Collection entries
┄┄┄┄┄┄┄┄┄┄┄┄┄┄┄┄┄┄┄┄

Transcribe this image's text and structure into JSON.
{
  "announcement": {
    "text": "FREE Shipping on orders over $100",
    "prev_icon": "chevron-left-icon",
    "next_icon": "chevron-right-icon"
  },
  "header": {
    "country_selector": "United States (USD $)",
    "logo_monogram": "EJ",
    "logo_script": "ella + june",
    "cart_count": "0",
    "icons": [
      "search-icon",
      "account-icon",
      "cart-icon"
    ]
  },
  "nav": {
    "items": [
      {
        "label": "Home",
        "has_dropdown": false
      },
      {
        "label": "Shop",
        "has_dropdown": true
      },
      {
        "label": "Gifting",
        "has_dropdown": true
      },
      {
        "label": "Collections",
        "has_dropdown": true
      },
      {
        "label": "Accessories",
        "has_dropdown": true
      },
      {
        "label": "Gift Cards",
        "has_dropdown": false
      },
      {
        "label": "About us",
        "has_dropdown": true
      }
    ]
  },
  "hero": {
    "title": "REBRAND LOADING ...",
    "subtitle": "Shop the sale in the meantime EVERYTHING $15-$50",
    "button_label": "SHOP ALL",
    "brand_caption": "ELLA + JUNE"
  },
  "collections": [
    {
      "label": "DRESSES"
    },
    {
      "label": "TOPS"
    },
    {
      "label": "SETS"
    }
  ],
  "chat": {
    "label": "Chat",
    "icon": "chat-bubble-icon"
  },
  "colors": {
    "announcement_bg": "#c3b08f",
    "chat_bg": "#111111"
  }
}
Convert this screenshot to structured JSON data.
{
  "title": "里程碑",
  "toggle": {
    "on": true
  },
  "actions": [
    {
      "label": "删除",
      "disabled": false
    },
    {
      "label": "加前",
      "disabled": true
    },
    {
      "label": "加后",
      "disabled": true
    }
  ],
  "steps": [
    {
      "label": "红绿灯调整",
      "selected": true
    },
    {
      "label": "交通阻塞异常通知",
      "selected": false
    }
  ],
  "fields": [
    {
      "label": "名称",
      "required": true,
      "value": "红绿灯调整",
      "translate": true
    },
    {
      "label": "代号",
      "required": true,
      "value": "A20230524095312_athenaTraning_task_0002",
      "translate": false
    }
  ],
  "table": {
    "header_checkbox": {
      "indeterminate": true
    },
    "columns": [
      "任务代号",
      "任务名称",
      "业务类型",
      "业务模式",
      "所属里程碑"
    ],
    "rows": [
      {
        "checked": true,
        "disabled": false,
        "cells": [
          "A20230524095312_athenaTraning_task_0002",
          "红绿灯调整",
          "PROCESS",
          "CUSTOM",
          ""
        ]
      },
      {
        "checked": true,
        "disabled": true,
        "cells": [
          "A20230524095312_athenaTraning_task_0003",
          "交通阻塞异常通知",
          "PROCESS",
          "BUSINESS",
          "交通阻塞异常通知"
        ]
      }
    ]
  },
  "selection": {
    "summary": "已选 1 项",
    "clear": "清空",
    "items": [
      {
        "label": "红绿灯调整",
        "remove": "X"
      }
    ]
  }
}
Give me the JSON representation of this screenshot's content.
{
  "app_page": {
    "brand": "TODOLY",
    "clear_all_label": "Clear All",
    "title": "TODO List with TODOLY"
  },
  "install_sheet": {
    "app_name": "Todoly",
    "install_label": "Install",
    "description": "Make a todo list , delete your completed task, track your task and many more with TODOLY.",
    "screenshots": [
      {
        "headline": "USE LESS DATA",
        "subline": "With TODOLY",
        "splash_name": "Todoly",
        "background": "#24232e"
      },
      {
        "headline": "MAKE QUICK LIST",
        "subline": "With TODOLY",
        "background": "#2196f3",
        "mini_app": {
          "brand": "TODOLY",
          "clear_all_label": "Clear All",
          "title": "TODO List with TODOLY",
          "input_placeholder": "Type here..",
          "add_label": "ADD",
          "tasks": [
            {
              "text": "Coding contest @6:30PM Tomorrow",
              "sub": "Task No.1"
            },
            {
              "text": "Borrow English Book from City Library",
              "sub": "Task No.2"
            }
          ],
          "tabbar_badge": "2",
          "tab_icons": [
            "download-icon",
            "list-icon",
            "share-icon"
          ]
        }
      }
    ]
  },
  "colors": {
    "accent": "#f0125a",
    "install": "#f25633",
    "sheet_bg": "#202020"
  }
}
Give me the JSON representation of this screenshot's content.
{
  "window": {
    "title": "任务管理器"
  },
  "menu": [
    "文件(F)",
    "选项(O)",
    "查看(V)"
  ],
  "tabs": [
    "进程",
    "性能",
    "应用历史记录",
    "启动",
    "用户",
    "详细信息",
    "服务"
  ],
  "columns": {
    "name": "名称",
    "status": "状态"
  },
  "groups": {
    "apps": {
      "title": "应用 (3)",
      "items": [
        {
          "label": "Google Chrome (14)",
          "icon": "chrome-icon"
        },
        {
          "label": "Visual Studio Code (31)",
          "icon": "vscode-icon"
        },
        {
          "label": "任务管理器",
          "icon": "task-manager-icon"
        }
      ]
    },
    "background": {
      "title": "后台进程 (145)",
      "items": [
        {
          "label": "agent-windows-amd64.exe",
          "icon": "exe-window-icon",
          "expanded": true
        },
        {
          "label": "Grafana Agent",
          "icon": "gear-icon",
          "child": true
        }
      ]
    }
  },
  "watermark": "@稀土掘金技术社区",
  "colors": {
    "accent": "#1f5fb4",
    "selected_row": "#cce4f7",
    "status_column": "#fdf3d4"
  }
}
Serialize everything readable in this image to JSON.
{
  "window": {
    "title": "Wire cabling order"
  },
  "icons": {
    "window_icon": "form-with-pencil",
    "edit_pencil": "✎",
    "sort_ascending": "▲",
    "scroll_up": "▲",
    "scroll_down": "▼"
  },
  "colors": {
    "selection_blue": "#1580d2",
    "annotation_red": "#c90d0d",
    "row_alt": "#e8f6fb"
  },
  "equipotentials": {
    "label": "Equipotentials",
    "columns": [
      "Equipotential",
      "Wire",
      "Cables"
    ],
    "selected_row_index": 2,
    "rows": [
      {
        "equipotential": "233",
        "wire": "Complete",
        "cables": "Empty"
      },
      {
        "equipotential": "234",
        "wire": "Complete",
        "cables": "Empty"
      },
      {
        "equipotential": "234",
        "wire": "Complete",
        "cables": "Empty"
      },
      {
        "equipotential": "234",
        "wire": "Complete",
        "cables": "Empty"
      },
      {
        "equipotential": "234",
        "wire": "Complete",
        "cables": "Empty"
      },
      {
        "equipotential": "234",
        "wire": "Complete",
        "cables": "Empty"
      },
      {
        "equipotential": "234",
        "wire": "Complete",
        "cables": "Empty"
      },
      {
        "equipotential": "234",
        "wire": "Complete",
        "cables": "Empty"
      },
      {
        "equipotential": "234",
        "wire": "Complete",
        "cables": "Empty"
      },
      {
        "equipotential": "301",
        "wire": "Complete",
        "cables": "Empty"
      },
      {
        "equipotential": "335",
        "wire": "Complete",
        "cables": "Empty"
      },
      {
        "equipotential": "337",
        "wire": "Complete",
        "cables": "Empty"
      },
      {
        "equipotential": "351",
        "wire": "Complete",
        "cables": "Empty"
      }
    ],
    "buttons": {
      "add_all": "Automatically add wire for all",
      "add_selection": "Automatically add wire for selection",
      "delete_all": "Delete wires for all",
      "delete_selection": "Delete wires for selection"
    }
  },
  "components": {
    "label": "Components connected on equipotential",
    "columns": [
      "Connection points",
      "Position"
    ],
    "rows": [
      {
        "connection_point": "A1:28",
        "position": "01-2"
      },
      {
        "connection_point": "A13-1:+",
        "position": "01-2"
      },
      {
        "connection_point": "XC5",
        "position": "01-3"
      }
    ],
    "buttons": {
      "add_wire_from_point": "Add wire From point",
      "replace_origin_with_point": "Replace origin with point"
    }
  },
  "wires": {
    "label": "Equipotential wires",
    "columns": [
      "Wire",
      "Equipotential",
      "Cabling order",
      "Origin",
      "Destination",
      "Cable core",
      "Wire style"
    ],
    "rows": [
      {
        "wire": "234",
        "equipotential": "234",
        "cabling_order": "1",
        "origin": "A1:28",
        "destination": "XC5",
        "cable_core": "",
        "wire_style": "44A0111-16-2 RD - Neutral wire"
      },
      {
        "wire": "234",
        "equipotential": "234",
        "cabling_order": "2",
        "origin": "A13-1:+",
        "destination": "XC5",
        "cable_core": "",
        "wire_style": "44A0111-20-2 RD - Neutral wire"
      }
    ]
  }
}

┄┄┄┄┄┄┄┄┄┄┄┄┄┄┄┄┄┄┄┄

- _Required work_
Look through the data above. Each line containing the word "this" needs to be copied.

- _Expected output_
Transcribe this image's text and structure into JSON.
Convert this screenshot to structured JSON data.
Give me the JSON representation of this screenshot's content.
Give me the JSON representation of this screenshot's content.
Serialize everything readable in this image to JSON.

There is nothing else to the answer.